### Goal
Reproduce all of the records exactly.

>> start

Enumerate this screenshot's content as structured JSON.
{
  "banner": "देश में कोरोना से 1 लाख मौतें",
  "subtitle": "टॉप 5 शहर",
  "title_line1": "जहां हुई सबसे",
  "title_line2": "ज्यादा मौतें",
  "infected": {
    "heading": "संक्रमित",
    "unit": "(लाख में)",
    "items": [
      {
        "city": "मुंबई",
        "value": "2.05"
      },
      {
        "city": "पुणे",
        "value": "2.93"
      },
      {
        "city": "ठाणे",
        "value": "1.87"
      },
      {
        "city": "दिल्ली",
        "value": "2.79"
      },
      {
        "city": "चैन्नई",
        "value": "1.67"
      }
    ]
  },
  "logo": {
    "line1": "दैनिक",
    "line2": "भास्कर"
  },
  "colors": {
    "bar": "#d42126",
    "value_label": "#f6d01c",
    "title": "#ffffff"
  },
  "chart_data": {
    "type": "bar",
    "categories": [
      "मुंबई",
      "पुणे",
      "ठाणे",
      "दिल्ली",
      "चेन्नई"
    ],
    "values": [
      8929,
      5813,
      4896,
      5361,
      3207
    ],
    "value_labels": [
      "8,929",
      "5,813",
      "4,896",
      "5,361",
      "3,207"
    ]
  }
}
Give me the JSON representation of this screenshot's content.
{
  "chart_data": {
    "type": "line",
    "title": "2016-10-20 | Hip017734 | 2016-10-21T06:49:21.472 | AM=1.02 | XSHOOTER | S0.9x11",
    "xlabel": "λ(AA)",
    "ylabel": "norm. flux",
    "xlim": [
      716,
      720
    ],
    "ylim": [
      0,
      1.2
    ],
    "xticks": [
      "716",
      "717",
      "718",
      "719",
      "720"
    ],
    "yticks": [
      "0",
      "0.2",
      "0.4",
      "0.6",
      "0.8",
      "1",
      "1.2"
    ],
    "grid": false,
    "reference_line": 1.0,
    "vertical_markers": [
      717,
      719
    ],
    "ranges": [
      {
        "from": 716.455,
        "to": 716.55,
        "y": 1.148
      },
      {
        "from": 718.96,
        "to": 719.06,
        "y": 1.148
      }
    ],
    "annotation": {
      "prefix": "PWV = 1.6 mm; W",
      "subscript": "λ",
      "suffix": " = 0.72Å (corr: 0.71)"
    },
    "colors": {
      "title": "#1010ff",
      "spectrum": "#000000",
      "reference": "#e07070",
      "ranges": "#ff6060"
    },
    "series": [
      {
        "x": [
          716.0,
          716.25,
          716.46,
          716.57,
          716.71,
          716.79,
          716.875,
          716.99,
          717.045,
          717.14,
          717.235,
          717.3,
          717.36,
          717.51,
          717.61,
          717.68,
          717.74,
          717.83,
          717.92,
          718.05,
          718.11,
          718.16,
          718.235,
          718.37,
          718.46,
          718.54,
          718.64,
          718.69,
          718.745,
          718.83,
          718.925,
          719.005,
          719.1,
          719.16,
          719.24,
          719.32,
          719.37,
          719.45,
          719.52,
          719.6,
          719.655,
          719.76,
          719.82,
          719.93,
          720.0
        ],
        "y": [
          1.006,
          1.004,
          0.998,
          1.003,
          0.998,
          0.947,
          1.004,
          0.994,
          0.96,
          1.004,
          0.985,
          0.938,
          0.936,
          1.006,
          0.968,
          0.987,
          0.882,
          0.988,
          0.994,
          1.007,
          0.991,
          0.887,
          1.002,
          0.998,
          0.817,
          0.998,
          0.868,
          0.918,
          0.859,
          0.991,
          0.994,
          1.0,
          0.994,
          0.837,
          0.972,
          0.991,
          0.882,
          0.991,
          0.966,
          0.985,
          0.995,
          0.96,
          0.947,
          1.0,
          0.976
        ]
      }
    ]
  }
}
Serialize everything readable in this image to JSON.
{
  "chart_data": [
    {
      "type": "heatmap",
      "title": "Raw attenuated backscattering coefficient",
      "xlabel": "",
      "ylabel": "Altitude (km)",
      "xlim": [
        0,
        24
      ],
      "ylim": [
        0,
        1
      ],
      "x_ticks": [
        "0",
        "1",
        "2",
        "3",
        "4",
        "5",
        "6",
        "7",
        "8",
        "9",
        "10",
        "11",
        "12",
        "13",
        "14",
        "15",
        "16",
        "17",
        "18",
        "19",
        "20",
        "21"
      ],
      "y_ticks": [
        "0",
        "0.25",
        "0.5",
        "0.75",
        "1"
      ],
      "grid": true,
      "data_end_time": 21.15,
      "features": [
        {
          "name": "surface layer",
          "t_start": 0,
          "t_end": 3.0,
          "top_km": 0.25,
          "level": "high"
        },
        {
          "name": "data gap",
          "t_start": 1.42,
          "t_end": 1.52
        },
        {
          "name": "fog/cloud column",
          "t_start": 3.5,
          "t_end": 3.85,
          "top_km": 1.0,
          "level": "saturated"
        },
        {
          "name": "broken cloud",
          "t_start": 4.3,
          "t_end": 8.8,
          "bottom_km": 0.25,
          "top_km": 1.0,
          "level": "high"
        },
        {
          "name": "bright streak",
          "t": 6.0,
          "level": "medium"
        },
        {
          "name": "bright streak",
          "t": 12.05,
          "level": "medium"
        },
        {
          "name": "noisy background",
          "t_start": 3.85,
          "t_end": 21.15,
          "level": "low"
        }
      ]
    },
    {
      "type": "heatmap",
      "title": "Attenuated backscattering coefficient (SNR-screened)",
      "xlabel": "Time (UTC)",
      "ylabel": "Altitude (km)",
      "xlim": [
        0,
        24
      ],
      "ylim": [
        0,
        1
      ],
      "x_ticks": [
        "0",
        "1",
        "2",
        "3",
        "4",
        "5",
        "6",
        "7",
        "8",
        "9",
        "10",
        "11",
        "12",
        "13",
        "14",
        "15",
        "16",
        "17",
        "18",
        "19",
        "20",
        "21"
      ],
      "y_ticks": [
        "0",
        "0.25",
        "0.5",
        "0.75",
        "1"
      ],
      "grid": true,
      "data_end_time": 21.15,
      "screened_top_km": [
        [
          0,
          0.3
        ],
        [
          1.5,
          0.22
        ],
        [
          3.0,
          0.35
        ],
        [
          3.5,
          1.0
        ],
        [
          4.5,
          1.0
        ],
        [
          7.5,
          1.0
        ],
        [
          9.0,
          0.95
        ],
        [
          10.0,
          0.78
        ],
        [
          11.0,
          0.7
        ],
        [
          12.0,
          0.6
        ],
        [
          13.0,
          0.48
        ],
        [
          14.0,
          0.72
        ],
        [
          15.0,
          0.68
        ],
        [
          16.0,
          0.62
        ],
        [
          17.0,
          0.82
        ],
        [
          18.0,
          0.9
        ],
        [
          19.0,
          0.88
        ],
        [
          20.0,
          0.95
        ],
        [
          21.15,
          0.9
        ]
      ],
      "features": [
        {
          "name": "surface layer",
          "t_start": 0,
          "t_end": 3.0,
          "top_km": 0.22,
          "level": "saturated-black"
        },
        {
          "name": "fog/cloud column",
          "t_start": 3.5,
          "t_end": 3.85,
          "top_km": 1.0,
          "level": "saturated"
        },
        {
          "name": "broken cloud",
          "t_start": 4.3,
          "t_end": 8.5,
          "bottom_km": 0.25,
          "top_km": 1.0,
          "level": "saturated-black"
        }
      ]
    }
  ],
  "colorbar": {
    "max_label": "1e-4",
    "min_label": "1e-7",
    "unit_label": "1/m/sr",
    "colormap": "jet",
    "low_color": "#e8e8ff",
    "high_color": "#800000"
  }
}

>> end

### Answer to the task
Enumerate this screenshot's content as structured JSON.
{
  "banner": "देश में कोरोना से 1 लाख मौतें",
  "subtitle": "टॉप 5 शहर",
  "title_line1": "जहां हुई सबसे",
  "title_line2": "ज्यादा मौतें",
  "infected": {
    "heading": "संक्रमित",
    "unit": "(लाख में)",
    "items": [
      {
        "city": "मुंबई",
        "value": "2.05"
      },
      {
        "city": "पुणे",
        "value": "2.93"
      },
      {
        "city": "ठाणे",
        "value": "1.87"
      },
      {
        "city": "दिल्ली",
        "value": "2.79"
      },
      {
        "city": "चैन्नई",
        "value": "1.67"
      }
    ]
  },
  "logo": {
    "line1": "दैनिक",
    "line2": "भास्कर"
  },
  "colors": {
    "bar": "#d42126",
    "value_label": "#f6d01c",
    "title": "#ffffff"
  },
  "chart_data": {
    "type": "bar",
    "categories": [
      "मुंबई",
      "पुणे",
      "ठाणे",
      "दिल्ली",
      "चेन्नई"
    ],
    "values": [
      8929,
      5813,
      4896,
      5361,
      3207
    ],
    "value_labels": [
      "8,929",
      "5,813",
      "4,896",
      "5,361",
      "3,207"
    ]
  }
}
Give me the JSON representation of this screenshot's content.
{
  "chart_data": {
    "type": "line",
    "title": "2016-10-20 | Hip017734 | 2016-10-21T06:49:21.472 | AM=1.02 | XSHOOTER | S0.9x11",
    "xlabel": "λ(AA)",
    "ylabel": "norm. flux",
    "xlim": [
      716,
      720
    ],
    "ylim": [
      0,
      1.2
    ],
    "xticks": [
      "716",
      "717",
      "718",
      "719",
      "720"
    ],
    "yticks": [
      "0",
      "0.2",
      "0.4",
      "0.6",
      "0.8",
      "1",
      "1.2"
    ],
    "grid": false,
    "reference_line": 1.0,
    "vertical_markers": [
      717,
      719
    ],
    "ranges": [
      {
        "from": 716.455,
        "to": 716.55,
        "y": 1.148
      },
      {
        "from": 718.96,
        "to": 719.06,
        "y": 1.148
      }
    ],
    "annotation": {
      "prefix": "PWV = 1.6 mm; W",
      "subscript": "λ",
      "suffix": " = 0.72Å (corr: 0.71)"
    },
    "colors": {
      "title": "#1010ff",
      "spectrum": "#000000",
      "reference": "#e07070",
      "ranges": "#ff6060"
    },
    "series": [
      {
        "x": [
          716.0,
          716.25,
          716.46,
          716.57,
          716.71,
          716.79,
          716.875,
          716.99,
          717.045,
          717.14,
          717.235,
          717.3,
          717.36,
          717.51,
          717.61,
          717.68,
          717.74,
          717.83,
          717.92,
          718.05,
          718.11,
          718.16,
          718.235,
          718.37,
          718.46,
          718.54,
          718.64,
          718.69,
          718.745,
          718.83,
          718.925,
          719.005,
          719.1,
          719.16,
          719.24,
          719.32,
          719.37,
          719.45,
          719.52,
          719.6,
          719.655,
          719.76,
          719.82,
          719.93,
          720.0
        ],
        "y": [
          1.006,
          1.004,
          0.998,
          1.003,
          0.998,
          0.947,
          1.004,
          0.994,
          0.96,
          1.004,
          0.985,
          0.938,
          0.936,
          1.006,
          0.968,
          0.987,
          0.882,
          0.988,
          0.994,
          1.007,
          0.991,
          0.887,
          1.002,
          0.998,
          0.817,
          0.998,
          0.868,
          0.918,
          0.859,
          0.991,
          0.994,
          1.0,
          0.994,
          0.837,
          0.972,
          0.991,
          0.882,
          0.991,
          0.966,
          0.985,
          0.995,
          0.96,
          0.947,
          1.0,
          0.976
        ]
      }
    ]
  }
}
Serialize everything readable in this image to JSON.
{
  "chart_data": [
    {
      "type": "heatmap",
      "title": "Raw attenuated backscattering coefficient",
      "xlabel": "",
      "ylabel": "Altitude (km)",
      "xlim": [
        0,
        24
      ],
      "ylim": [
        0,
        1
      ],
      "x_ticks": [
        "0",
        "1",
        "2",
        "3",
        "4",
        "5",
        "6",
        "7",
        "8",
        "9",
        "10",
        "11",
        "12",
        "13",
        "14",
        "15",
        "16",
        "17",
        "18",
        "19",
        "20",
        "21"
      ],
      "y_ticks": [
        "0",
        "0.25",
        "0.5",
        "0.75",
        "1"
      ],
      "grid": true,
      "data_end_time": 21.15,
      "features": [
        {
          "name": "surface layer",
          "t_start": 0,
          "t_end": 3.0,
          "top_km": 0.25,
          "level": "high"
        },
        {
          "name": "data gap",
          "t_start": 1.42,
          "t_end": 1.52
        },
        {
          "name": "fog/cloud column",
          "t_start": 3.5,
          "t_end": 3.85,
          "top_km": 1.0,
          "level": "saturated"
        },
        {
          "name": "broken cloud",
          "t_start": 4.3,
          "t_end": 8.8,
          "bottom_km": 0.25,
          "top_km": 1.0,
          "level": "high"
        },
        {
          "name": "bright streak",
          "t": 6.0,
          "level": "medium"
        },
        {
          "name": "bright streak",
          "t": 12.05,
          "level": "medium"
        },
        {
          "name": "noisy background",
          "t_start": 3.85,
          "t_end": 21.15,
          "level": "low"
        }
      ]
    },
    {
      "type": "heatmap",
      "title": "Attenuated backscattering coefficient (SNR-screened)",
      "xlabel": "Time (UTC)",
      "ylabel": "Altitude (km)",
      "xlim": [
        0,
        24
      ],
      "ylim": [
        0,
        1
      ],
      "x_ticks": [
        "0",
        "1",
        "2",
        "3",
        "4",
        "5",
        "6",
        "7",
        "8",
        "9",
        "10",
        "11",
        "12",
        "13",
        "14",
        "15",
        "16",
        "17",
        "18",
        "19",
        "20",
        "21"
      ],
      "y_ticks": [
        "0",
        "0.25",
        "0.5",
        "0.75",
        "1"
      ],
      "grid": true,
      "data_end_time": 21.15,
      "screened_top_km": [
        [
          0,
          0.3
        ],
        [
          1.5,
          0.22
        ],
        [
          3.0,
          0.35
        ],
        [
          3.5,
          1.0
        ],
        [
          4.5,
          1.0
        ],
        [
          7.5,
          1.0
        ],
        [
          9.0,
          0.95
        ],
        [
          10.0,
          0.78
        ],
        [
          11.0,
          0.7
        ],
        [
          12.0,
          0.6
        ],
        [
          13.0,
          0.48
        ],
        [
          14.0,
          0.72
        ],
        [
          15.0,
          0.68
        ],
        [
          16.0,
          0.62
        ],
        [
          17.0,
          0.82
        ],
        [
          18.0,
          0.9
        ],
        [
          19.0,
          0.88
        ],
        [
          20.0,
          0.95
        ],
        [
          21.15,
          0.9
        ]
      ],
      "features": [
        {
          "name": "surface layer",
          "t_start": 0,
          "t_end": 3.0,
          "top_km": 0.22,
          "level": "saturated-black"
        },
        {
          "name": "fog/cloud column",
          "t_start": 3.5,
          "t_end": 3.85,
          "top_km": 1.0,
          "level": "saturated"
        },
        {
          "name": "broken cloud",
          "t_start": 4.3,
          "t_end": 8.5,
          "bottom_km": 0.25,
          "top_km": 1.0,
          "level": "saturated-black"
        }
      ]
    }
  ],
  "colorbar": {
    "max_label": "1e-4",
    "min_label": "1e-7",
    "unit_label": "1/m/sr",
    "colormap": "jet",
    "low_color": "#e8e8ff",
    "high_color": "#800000"
  }
}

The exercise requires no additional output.